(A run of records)
····················
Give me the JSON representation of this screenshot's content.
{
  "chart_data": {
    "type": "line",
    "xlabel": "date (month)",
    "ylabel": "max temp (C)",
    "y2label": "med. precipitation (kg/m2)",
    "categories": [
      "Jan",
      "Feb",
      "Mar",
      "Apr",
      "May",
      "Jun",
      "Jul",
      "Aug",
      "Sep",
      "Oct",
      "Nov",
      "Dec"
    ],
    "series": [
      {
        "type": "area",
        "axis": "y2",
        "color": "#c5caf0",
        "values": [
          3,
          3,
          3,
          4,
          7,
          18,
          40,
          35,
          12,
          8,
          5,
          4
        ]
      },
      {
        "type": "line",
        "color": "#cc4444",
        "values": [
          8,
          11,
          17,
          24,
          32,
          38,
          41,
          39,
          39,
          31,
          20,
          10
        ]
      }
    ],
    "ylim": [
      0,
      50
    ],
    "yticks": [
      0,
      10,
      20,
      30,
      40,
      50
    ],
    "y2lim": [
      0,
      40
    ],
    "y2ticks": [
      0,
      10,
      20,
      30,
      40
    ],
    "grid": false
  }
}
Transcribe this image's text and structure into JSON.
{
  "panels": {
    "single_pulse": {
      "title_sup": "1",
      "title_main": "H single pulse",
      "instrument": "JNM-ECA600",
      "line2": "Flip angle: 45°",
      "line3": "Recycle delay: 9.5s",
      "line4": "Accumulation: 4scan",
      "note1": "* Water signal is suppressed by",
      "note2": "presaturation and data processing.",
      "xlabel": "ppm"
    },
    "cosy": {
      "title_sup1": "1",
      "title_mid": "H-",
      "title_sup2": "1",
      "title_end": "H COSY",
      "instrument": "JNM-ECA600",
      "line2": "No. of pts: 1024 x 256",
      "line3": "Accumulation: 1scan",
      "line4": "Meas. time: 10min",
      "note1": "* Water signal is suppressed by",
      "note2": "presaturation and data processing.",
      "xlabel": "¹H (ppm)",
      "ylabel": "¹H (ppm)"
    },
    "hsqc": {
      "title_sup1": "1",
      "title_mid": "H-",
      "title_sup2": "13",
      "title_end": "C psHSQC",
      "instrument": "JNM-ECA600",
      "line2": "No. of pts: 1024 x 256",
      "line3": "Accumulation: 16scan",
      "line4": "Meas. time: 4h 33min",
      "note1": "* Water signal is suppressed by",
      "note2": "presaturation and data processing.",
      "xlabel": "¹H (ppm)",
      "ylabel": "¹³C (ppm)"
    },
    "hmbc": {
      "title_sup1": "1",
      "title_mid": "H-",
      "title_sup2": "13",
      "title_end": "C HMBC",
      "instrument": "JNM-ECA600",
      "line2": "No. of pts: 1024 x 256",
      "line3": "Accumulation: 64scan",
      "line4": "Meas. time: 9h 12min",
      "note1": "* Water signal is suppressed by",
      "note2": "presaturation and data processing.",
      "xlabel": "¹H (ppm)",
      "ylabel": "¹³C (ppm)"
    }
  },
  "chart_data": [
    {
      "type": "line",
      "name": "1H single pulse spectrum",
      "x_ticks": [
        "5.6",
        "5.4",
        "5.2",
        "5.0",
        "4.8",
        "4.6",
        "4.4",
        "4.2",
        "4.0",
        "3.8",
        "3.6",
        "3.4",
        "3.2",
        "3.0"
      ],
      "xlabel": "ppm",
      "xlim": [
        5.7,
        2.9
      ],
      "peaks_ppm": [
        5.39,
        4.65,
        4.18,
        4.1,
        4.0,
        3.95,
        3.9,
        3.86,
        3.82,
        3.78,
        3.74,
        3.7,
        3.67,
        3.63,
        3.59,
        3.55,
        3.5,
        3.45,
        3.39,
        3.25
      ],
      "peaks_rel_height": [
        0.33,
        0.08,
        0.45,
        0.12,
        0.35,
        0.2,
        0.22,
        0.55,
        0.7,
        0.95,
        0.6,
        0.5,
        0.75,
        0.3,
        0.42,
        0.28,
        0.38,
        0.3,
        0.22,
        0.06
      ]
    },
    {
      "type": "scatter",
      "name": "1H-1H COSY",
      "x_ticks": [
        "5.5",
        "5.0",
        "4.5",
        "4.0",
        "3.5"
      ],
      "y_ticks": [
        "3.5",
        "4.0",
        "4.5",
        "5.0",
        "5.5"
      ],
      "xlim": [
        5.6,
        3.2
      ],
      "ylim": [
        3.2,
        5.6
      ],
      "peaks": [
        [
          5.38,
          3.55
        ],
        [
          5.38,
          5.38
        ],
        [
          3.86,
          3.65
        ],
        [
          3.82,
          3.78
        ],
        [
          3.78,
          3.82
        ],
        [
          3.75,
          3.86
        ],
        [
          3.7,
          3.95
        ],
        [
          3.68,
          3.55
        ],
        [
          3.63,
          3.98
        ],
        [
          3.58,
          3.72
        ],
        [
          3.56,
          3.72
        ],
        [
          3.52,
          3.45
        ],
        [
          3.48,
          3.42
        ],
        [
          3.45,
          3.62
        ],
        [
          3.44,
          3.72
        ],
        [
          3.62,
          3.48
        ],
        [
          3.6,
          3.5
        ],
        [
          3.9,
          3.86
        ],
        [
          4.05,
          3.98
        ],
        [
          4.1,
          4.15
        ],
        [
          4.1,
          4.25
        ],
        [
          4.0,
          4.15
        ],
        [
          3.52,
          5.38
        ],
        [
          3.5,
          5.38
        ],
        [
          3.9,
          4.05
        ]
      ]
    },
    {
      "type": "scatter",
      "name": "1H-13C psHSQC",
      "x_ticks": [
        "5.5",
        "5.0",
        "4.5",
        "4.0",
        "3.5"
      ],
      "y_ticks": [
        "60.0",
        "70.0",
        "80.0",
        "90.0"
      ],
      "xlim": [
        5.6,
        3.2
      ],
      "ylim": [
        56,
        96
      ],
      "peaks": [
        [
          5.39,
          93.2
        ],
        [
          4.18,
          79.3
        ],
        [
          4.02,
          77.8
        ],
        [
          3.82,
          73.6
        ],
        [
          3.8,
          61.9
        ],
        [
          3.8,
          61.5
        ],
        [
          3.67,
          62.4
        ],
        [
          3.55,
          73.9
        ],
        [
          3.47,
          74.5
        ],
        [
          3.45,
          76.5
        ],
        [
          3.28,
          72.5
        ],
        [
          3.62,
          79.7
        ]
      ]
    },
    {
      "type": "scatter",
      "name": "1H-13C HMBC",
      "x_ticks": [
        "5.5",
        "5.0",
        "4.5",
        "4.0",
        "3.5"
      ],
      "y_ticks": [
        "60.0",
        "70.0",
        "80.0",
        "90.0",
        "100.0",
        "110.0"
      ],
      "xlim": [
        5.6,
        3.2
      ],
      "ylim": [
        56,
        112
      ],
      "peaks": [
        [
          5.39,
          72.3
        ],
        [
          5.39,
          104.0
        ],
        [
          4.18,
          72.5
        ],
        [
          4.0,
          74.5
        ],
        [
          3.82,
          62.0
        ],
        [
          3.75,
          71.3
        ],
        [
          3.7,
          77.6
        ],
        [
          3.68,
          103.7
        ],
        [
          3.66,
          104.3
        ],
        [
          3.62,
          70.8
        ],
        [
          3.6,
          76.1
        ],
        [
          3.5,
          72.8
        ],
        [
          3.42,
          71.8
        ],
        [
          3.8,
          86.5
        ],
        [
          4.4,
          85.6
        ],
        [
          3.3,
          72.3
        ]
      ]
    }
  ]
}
····················
→ Aim of the exercise: Write out every entry again, keeping each line exactly the same.

→ Written solution:
Give me the JSON representation of this screenshot's content.
{
  "chart_data": {
    "type": "line",
    "xlabel": "date (month)",
    "ylabel": "max temp (C)",
    "y2label": "med. precipitation (kg/m2)",
    "categories": [
      "Jan",
      "Feb",
      "Mar",
      "Apr",
      "May",
      "Jun",
      "Jul",
      "Aug",
      "Sep",
      "Oct",
      "Nov",
      "Dec"
    ],
    "series": [
      {
        "type": "area",
        "axis": "y2",
        "color": "#c5caf0",
        "values": [
          3,
          3,
          3,
          4,
          7,
          18,
          40,
          35,
          12,
          8,
          5,
          4
        ]
      },
      {
        "type": "line",
        "color": "#cc4444",
        "values": [
          8,
          11,
          17,
          24,
          32,
          38,
          41,
          39,
          39,
          31,
          20,
          10
        ]
      }
    ],
    "ylim": [
      0,
      50
    ],
    "yticks": [
      0,
      10,
      20,
      30,
      40,
      50
    ],
    "y2lim": [
      0,
      40
    ],
    "y2ticks": [
      0,
      10,
      20,
      30,
      40
    ],
    "grid": false
  }
}
Transcribe this image's text and structure into JSON.
{
  "panels": {
    "single_pulse": {
      "title_sup": "1",
      "title_main": "H single pulse",
      "instrument": "JNM-ECA600",
      "line2": "Flip angle: 45°",
      "line3": "Recycle delay: 9.5s",
      "line4": "Accumulation: 4scan",
      "note1": "* Water signal is suppressed by",
      "note2": "presaturation and data processing.",
      "xlabel": "ppm"
    },
    "cosy": {
      "title_sup1": "1",
      "title_mid": "H-",
      "title_sup2": "1",
      "title_end": "H COSY",
      "instrument": "JNM-ECA600",
      "line2": "No. of pts: 1024 x 256",
      "line3": "Accumulation: 1scan",
      "line4": "Meas. time: 10min",
      "note1": "* Water signal is suppressed by",
      "note2": "presaturation and data processing.",
      "xlabel": "¹H (ppm)",
      "ylabel": "¹H (ppm)"
    },
    "hsqc": {
      "title_sup1": "1",
      "title_mid": "H-",
      "title_sup2": "13",
      "title_end": "C psHSQC",
      "instrument": "JNM-ECA600",
      "line2": "No. of pts: 1024 x 256",
      "line3": "Accumulation: 16scan",
      "line4": "Meas. time: 4h 33min",
      "note1": "* Water signal is suppressed by",
      "note2": "presaturation and data processing.",
      "xlabel": "¹H (ppm)",
      "ylabel": "¹³C (ppm)"
    },
    "hmbc": {
      "title_sup1": "1",
      "title_mid": "H-",
      "title_sup2": "13",
      "title_end": "C HMBC",
      "instrument": "JNM-ECA600",
      "line2": "No. of pts: 1024 x 256",
      "line3": "Accumulation: 64scan",
      "line4": "Meas. time: 9h 12min",
      "note1": "* Water signal is suppressed by",
      "note2": "presaturation and data processing.",
      "xlabel": "¹H (ppm)",
      "ylabel": "¹³C (ppm)"
    }
  },
  "chart_data": [
    {
      "type": "line",
      "name": "1H single pulse spectrum",
      "x_ticks": [
        "5.6",
        "5.4",
        "5.2",
        "5.0",
        "4.8",
        "4.6",
        "4.4",
        "4.2",
        "4.0",
        "3.8",
        "3.6",
        "3.4",
        "3.2",
        "3.0"
      ],
      "xlabel": "ppm",
      "xlim": [
        5.7,
        2.9
      ],
      "peaks_ppm": [
        5.39,
        4.65,
        4.18,
        4.1,
        4.0,
        3.95,
        3.9,
        3.86,
        3.82,
        3.78,
        3.74,
        3.7,
        3.67,
        3.63,
        3.59,
        3.55,
        3.5,
        3.45,
        3.39,
        3.25
      ],
      "peaks_rel_height": [
        0.33,
        0.08,
        0.45,
        0.12,
        0.35,
        0.2,
        0.22,
        0.55,
        0.7,
        0.95,
        0.6,
        0.5,
        0.75,
        0.3,
        0.42,
        0.28,
        0.38,
        0.3,
        0.22,
        0.06
      ]
    },
    {
      "type": "scatter",
      "name": "1H-1H COSY",
      "x_ticks": [
        "5.5",
        "5.0",
        "4.5",
        "4.0",
        "3.5"
      ],
      "y_ticks": [
        "3.5",
        "4.0",
        "4.5",
        "5.0",
        "5.5"
      ],
      "xlim": [
        5.6,
        3.2
      ],
      "ylim": [
        3.2,
        5.6
      ],
      "peaks": [
        [
          5.38,
          3.55
        ],
        [
          5.38,
          5.38
        ],
        [
          3.86,
          3.65
        ],
        [
          3.82,
          3.78
        ],
        [
          3.78,
          3.82
        ],
        [
          3.75,
          3.86
        ],
        [
          3.7,
          3.95
        ],
        [
          3.68,
          3.55
        ],
        [
          3.63,
          3.98
        ],
        [
          3.58,
          3.72
        ],
        [
          3.56,
          3.72
        ],
        [
          3.52,
          3.45
        ],
        [
          3.48,
          3.42
        ],
        [
          3.45,
          3.62
        ],
        [
          3.44,
          3.72
        ],
        [
          3.62,
          3.48
        ],
        [
          3.6,
          3.5
        ],
        [
          3.9,
          3.86
        ],
        [
          4.05,
          3.98
        ],
        [
          4.1,
          4.15
        ],
        [
          4.1,
          4.25
        ],
        [
          4.0,
          4.15
        ],
        [
          3.52,
          5.38
        ],
        [
          3.5,
          5.38
        ],
        [
          3.9,
          4.05
        ]
      ]
    },
    {
      "type": "scatter",
      "name": "1H-13C psHSQC",
      "x_ticks": [
        "5.5",
        "5.0",
        "4.5",
        "4.0",
        "3.5"
      ],
      "y_ticks": [
        "60.0",
        "70.0",
        "80.0",
        "90.0"
      ],
      "xlim": [
        5.6,
        3.2
      ],
      "ylim": [
        56,
        96
      ],
      "peaks": [
        [
          5.39,
          93.2
        ],
        [
          4.18,
          79.3
        ],
        [
          4.02,
          77.8
        ],
        [
          3.82,
          73.6
        ],
        [
          3.8,
          61.9
        ],
        [
          3.8,
          61.5
        ],
        [
          3.67,
          62.4
        ],
        [
          3.55,
          73.9
        ],
        [
          3.47,
          74.5
        ],
        [
          3.45,
          76.5
        ],
        [
          3.28,
          72.5
        ],
        [
          3.62,
          79.7
        ]
      ]
    },
    {
      "type": "scatter",
      "name": "1H-13C HMBC",
      "x_ticks": [
        "5.5",
        "5.0",
        "4.5",
        "4.0",
        "3.5"
      ],
      "y_ticks": [
        "60.0",
        "70.0",
        "80.0",
        "90.0",
        "100.0",
        "110.0"
      ],
      "xlim": [
        5.6,
        3.2
      ],
      "ylim": [
        56,
        112
      ],
      "peaks": [
        [
          5.39,
          72.3
        ],
        [
          5.39,
          104.0
        ],
        [
          4.18,
          72.5
        ],
        [
          4.0,
          74.5
        ],
        [
          3.82,
          62.0
        ],
        [
          3.75,
          71.3
        ],
        [
          3.7,
          77.6
        ],
        [
          3.68,
          103.7
        ],
        [
          3.66,
          104.3
        ],
        [
          3.62,
          70.8
        ],
        [
          3.6,
          76.1
        ],
        [
          3.5,
          72.8
        ],
        [
          3.42,
          71.8
        ],
        [
          3.8,
          86.5
        ],
        [
          4.4,
          85.6
        ],
        [
          3.3,
          72.3
        ]
      ]
    }
  ]
}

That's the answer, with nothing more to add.